§ **The problem**
Report how many lines of the entries below contain the word "this", and nothing more.

§ **Stored rows**

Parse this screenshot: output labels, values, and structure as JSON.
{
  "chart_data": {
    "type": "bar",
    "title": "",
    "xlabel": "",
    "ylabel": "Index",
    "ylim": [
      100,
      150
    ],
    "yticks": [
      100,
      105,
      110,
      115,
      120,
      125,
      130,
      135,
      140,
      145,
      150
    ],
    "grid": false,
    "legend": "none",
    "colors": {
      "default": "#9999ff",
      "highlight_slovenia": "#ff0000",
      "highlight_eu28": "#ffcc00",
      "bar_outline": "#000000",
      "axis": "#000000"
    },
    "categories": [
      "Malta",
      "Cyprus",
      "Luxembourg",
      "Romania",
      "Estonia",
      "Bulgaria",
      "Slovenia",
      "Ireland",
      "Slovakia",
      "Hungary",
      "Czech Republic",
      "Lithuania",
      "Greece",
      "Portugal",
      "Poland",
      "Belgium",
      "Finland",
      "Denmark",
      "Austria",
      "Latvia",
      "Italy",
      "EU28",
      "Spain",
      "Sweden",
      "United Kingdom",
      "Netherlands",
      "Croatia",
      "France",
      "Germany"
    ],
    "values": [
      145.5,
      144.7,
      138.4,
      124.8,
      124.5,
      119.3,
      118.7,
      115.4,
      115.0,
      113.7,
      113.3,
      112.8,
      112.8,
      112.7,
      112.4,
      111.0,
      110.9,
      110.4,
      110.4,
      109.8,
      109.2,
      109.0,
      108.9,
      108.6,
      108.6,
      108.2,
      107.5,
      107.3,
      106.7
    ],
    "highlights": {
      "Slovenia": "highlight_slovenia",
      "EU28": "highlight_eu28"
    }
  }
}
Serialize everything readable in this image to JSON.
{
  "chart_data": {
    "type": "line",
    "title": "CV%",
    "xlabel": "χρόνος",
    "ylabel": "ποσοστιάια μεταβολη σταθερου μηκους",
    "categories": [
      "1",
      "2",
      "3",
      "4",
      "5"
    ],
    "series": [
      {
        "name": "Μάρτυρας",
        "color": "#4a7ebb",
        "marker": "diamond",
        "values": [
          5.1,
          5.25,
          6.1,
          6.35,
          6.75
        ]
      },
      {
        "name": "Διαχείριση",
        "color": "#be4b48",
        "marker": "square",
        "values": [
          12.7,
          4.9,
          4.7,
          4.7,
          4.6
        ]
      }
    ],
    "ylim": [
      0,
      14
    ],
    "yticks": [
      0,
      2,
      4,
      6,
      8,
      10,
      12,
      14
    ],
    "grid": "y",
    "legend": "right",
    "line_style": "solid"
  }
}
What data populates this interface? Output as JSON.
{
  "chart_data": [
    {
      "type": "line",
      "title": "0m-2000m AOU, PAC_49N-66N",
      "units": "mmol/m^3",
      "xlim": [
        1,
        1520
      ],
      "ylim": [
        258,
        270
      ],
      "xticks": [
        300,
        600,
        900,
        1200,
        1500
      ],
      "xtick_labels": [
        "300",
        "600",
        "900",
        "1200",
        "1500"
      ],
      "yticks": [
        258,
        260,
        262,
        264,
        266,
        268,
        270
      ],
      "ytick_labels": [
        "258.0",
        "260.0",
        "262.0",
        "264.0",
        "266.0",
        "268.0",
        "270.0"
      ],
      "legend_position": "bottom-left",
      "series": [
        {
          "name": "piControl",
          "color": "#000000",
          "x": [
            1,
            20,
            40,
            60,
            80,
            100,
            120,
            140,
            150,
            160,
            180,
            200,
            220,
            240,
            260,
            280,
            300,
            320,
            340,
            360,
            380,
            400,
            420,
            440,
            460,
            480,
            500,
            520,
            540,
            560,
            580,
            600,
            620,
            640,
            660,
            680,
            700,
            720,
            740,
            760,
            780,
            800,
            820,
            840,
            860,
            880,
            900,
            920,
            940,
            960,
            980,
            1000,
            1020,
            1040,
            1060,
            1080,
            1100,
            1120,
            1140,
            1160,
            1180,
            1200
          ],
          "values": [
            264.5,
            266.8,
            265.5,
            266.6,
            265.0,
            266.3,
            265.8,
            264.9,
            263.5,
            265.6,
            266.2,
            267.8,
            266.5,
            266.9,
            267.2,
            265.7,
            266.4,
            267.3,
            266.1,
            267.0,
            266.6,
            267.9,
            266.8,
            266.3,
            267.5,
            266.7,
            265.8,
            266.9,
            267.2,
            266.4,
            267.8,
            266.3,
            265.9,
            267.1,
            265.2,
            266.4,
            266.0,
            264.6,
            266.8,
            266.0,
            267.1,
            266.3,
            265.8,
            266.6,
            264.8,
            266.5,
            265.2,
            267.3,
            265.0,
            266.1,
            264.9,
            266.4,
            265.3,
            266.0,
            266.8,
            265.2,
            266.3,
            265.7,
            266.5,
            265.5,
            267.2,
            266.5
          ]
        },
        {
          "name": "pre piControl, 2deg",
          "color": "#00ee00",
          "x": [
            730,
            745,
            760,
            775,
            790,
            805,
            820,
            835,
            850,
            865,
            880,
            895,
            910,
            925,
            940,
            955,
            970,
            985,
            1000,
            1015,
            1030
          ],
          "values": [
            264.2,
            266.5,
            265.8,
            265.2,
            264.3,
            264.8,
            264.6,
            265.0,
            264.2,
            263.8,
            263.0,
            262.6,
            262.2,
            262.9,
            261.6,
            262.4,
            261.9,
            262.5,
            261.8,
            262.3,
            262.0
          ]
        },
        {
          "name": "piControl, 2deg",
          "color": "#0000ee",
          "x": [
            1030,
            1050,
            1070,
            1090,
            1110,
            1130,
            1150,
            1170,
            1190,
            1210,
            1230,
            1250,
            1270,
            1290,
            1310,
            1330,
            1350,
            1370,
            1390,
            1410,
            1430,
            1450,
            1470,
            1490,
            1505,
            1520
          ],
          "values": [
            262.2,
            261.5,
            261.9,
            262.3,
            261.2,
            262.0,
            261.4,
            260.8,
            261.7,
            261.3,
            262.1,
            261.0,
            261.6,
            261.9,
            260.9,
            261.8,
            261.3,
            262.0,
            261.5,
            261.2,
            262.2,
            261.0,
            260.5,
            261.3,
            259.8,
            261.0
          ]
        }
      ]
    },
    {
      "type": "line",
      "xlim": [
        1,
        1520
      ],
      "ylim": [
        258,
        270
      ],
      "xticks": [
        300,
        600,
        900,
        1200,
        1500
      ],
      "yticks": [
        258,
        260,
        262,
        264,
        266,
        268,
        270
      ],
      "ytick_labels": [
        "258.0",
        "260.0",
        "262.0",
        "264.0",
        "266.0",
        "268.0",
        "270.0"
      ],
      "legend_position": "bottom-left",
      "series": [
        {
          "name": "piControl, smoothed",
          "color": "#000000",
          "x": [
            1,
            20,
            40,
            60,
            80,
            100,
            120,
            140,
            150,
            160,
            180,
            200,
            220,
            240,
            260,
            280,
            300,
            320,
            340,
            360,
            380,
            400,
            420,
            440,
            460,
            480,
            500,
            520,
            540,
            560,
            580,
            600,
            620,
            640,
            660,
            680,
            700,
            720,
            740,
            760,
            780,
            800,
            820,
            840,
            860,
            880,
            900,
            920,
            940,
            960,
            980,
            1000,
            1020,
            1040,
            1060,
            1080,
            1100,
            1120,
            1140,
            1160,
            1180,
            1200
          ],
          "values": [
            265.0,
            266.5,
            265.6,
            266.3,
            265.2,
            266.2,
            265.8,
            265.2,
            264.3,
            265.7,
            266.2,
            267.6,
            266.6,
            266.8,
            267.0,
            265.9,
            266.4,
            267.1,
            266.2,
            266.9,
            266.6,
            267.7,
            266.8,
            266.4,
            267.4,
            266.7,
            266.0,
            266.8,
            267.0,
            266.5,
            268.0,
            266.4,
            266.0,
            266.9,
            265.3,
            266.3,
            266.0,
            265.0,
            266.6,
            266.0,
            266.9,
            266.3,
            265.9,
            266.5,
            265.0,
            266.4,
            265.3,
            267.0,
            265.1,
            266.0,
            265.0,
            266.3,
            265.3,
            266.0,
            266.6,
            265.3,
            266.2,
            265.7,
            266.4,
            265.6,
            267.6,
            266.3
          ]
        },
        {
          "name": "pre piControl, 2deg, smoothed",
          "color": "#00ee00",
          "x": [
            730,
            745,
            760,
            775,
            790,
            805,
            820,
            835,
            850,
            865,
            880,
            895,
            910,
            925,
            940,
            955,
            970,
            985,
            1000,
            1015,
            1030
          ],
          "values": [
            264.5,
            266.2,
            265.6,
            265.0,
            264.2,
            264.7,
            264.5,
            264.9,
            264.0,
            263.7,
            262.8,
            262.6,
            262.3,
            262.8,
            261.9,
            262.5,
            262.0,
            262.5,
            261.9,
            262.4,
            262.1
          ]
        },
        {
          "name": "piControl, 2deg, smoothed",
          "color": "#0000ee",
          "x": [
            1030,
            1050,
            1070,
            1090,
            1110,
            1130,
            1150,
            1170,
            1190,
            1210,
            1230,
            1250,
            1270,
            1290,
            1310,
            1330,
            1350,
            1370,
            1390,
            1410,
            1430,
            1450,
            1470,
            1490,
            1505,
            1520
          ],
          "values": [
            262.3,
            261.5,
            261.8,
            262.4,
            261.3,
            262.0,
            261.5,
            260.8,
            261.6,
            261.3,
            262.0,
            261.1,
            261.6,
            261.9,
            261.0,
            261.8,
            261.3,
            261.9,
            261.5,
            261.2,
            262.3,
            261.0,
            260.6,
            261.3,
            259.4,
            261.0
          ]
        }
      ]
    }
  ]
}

§ **Answer in full**
3